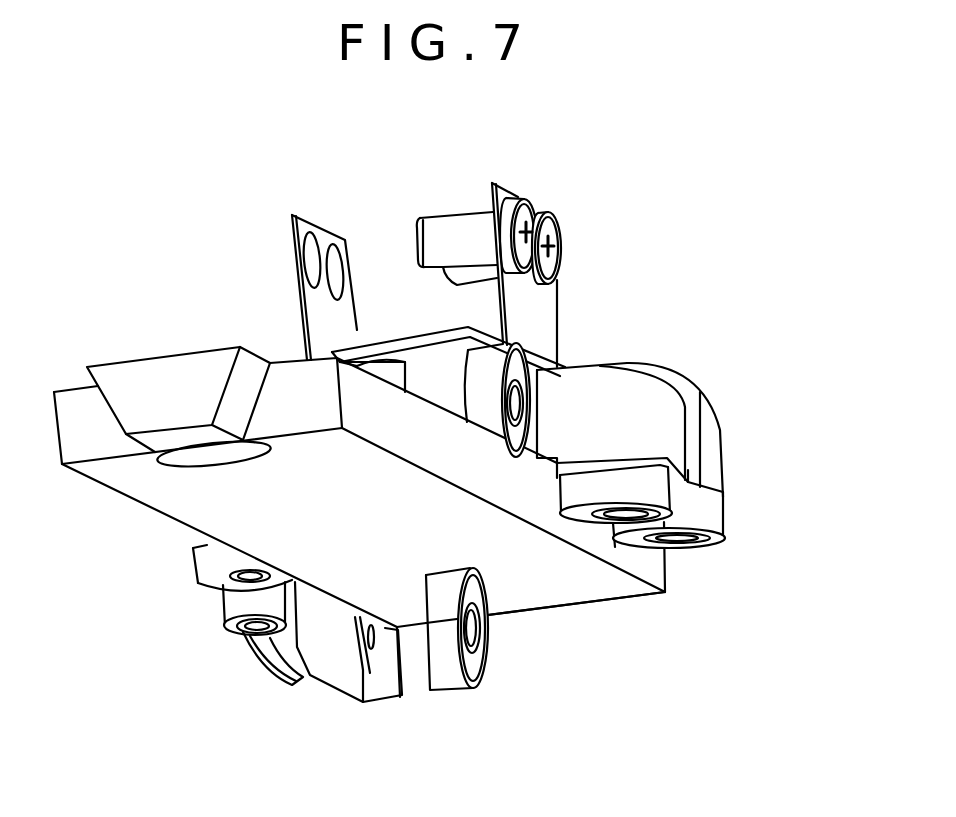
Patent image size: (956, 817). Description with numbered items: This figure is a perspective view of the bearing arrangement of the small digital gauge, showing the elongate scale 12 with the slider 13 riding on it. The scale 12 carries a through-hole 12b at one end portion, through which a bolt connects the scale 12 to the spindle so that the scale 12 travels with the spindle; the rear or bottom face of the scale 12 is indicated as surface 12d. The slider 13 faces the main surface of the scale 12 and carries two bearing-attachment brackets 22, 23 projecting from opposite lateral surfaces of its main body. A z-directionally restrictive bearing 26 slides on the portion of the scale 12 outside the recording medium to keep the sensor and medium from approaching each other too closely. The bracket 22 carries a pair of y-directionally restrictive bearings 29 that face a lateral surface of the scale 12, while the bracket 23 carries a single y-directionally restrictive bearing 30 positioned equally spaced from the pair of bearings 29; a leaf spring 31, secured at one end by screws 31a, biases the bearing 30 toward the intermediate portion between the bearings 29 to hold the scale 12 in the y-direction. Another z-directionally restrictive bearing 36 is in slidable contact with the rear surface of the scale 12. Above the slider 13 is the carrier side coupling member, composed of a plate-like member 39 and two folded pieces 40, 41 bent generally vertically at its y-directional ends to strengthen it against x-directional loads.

The scale 12 is at (620, 587).
The through-hole 12b is at (172, 455).
The bottom surface of housing 12d is at (567, 587).
The slider 13 is at (418, 330).
The bearing-attachment bracket 22 is at (643, 405).
The bearing-attachment bracket 23 is at (345, 665).
The z-directionally restrictive bearing 26 is at (483, 368).
The y-directionally restrictive bearings 29 is at (653, 497).
The y-directionally restrictive bearing 30 is at (205, 565).
The leaf spring 31 is at (262, 648).
The screws 31a is at (288, 678).
The z-directionally restrictive bearing 36 is at (460, 672).
The plate-like member 39 is at (374, 336).
The folded piece 40 is at (318, 236).
The folded piece 41 is at (527, 300).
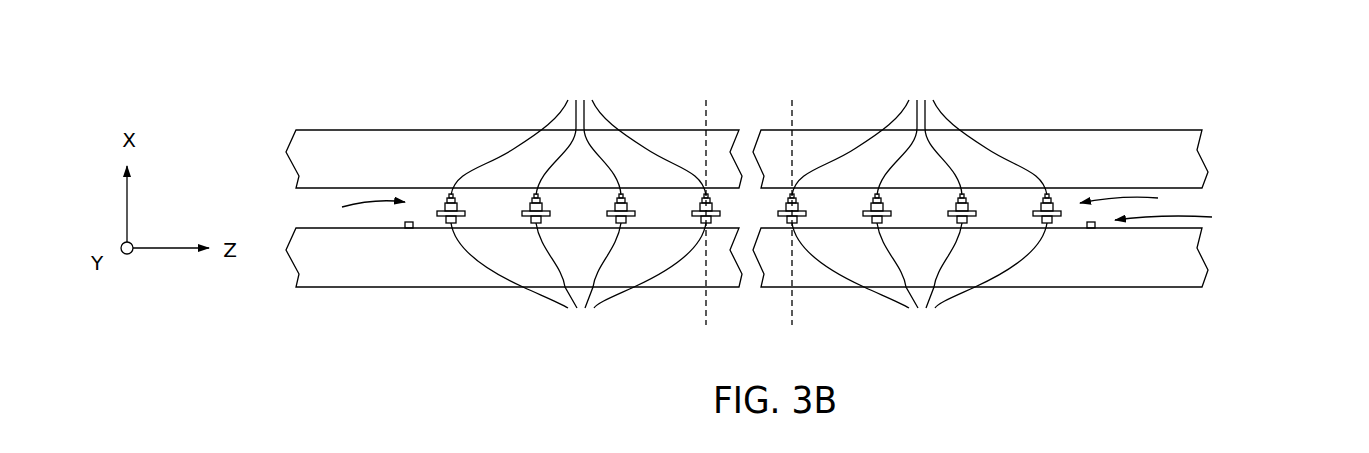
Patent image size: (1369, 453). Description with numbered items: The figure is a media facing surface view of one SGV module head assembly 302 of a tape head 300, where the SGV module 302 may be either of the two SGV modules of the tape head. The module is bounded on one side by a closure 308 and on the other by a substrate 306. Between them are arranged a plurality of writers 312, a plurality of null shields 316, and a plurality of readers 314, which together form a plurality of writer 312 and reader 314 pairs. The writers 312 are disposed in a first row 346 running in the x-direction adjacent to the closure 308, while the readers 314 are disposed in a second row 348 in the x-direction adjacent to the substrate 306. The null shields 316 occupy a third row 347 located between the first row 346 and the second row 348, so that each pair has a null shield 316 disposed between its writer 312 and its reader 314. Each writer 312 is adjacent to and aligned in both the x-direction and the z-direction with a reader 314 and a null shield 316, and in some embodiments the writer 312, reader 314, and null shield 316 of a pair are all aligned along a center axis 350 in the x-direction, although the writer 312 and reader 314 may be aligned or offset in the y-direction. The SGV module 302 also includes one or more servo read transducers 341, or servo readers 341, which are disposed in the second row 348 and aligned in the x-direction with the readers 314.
####
# Task objective
Reproduce verbatim the lines of the entries above, starting at the beginning of the entries and ending with the line that contains "The scale 12 is at (620, 587).", both included. Leave the pictures out of your answer.

# The completed task
Patent image size: (956, 817). Description with numbered items: This figure is a perspective view of the bearing arrangement of the small digital gauge, showing the elongate scale 12 with the slider 13 riding on it. The scale 12 carries a through-hole 12b at one end portion, through which a bolt connects the scale 12 to the spindle so that the scale 12 travels with the spindle; the rear or bottom face of the scale 12 is indicated as surface 12d. The slider 13 faces the main surface of the scale 12 and carries two bearing-attachment brackets 22, 23 projecting from opposite lateral surfaces of its main body. A z-directionally restrictive bearing 26 slides on the portion of the scale 12 outside the recording medium to keep the sensor and medium from approaching each other too closely. The bracket 22 carries a pair of y-directionally restrictive bearings 29 that face a lateral surface of the scale 12, while the bracket 23 carries a single y-directionally restrictive bearing 30 positioned equally spaced from the pair of bearings 29; a leaf spring 31, secured at one end by screws 31a, biases the bearing 30 toward the intermediate portion between the bearings 29 to hold the scale 12 in the y-direction. Another z-directionally restrictive bearing 36 is in slidable contact with the rear surface of the scale 12. Above the slider 13 is the carrier side coupling member, composed of a plate-like member 39 and two folded pieces 40, 41 bent generally vertically at its y-directional ends to strengthen it against x-directional loads.

The scale 12 is at (620, 587).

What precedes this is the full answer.